Your goal: Locate each line of the material that contains "chosen", then return it.

— START —

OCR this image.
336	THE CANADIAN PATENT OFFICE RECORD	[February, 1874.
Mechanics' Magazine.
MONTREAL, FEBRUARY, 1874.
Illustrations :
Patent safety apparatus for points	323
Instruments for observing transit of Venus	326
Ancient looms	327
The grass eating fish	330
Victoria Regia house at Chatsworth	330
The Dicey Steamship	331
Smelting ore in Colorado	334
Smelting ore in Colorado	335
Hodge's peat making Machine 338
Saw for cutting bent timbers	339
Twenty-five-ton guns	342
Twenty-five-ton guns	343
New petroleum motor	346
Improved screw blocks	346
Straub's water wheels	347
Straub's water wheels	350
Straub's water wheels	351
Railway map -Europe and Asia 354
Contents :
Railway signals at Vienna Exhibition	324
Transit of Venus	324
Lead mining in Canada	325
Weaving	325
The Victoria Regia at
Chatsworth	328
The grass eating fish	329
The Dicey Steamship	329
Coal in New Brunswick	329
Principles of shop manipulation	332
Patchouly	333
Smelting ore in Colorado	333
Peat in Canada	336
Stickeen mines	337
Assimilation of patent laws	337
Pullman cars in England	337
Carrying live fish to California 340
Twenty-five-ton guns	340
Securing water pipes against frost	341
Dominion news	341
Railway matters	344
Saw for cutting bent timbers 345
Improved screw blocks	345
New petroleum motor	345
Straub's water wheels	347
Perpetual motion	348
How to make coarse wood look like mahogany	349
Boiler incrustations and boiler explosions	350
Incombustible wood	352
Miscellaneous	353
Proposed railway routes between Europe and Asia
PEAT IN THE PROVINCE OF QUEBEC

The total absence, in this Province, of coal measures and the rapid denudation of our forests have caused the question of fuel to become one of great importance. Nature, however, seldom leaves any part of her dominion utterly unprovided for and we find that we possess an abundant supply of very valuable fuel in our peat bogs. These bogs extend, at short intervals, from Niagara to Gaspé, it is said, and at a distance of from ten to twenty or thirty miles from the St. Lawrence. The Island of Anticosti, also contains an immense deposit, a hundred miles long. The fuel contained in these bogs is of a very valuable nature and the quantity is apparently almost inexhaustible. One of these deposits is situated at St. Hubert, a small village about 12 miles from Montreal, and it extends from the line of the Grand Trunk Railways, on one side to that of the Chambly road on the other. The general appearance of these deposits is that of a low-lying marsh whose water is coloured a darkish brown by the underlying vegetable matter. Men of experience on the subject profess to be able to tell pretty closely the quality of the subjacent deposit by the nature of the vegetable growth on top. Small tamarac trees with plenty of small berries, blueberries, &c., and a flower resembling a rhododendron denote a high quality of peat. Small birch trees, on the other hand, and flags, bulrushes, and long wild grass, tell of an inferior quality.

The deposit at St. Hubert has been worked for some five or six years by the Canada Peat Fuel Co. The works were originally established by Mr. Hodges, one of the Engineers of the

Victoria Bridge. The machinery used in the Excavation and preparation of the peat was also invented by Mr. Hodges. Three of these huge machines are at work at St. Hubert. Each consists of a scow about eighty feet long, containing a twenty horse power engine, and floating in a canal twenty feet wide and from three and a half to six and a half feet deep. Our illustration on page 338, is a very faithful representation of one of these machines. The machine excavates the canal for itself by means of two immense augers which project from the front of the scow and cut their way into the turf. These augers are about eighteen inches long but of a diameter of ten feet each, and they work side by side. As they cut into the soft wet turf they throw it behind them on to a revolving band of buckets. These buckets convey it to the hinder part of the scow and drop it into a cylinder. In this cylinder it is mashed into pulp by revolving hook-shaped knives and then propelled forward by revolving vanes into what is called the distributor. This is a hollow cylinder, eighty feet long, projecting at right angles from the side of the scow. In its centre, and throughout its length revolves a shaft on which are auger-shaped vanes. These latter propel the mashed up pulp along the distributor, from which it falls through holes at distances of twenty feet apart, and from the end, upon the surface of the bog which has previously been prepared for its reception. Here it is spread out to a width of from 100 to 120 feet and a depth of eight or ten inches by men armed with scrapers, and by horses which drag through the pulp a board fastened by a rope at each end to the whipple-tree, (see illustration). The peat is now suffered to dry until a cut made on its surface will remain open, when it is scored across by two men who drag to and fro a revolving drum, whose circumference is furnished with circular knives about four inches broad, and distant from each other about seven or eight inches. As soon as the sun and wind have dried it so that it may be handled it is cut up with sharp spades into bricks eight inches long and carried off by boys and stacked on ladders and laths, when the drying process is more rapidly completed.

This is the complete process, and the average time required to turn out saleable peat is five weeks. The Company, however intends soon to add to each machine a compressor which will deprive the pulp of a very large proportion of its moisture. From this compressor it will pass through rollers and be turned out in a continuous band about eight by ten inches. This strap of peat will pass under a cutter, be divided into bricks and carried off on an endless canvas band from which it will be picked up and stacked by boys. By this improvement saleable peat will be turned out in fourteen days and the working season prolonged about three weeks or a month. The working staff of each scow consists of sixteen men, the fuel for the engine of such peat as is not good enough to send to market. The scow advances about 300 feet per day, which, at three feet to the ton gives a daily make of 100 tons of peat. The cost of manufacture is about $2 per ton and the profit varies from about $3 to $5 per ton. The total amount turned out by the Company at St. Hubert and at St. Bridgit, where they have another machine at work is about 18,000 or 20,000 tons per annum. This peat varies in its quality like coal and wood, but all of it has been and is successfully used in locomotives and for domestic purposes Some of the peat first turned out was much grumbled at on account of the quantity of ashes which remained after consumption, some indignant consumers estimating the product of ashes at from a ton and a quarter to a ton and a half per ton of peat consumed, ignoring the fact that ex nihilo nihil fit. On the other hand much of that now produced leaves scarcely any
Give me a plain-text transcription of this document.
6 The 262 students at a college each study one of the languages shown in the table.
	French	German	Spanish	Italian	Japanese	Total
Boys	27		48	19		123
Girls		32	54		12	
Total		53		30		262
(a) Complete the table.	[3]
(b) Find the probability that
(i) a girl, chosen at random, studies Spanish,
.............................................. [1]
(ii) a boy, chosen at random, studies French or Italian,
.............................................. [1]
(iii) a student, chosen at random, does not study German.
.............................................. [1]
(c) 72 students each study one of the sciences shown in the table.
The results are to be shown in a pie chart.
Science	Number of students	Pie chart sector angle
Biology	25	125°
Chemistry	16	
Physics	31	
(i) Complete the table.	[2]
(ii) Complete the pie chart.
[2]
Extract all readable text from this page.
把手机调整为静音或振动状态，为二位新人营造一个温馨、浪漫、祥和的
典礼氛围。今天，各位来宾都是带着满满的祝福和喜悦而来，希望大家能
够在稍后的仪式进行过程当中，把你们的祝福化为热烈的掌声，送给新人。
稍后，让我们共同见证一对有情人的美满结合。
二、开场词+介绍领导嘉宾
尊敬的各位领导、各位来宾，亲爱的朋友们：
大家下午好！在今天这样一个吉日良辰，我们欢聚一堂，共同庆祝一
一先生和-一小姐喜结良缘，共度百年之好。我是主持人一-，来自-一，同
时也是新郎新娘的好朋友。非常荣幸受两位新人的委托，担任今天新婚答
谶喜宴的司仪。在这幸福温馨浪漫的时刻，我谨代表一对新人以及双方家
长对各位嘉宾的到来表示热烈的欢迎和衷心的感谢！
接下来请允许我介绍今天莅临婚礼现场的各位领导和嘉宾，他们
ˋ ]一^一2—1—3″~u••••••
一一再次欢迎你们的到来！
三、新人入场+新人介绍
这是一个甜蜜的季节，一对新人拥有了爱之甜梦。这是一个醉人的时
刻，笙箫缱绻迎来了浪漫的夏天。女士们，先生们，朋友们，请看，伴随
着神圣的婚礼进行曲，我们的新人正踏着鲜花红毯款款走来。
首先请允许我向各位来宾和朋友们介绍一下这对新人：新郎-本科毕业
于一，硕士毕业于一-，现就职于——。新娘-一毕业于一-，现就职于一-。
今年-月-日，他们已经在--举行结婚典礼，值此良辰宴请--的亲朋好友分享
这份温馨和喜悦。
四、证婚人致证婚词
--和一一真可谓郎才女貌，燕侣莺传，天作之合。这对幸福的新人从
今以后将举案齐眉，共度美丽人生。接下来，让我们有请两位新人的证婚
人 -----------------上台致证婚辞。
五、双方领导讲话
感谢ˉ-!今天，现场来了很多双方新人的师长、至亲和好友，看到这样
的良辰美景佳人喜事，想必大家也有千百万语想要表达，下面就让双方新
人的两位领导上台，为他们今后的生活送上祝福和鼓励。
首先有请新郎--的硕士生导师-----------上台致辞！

— END —

Result:
(i) a girl, chosen at random, studies Spanish,
(ii) a boy, chosen at random, studies French or Italian,
(iii) a student, chosen at random, does not study German.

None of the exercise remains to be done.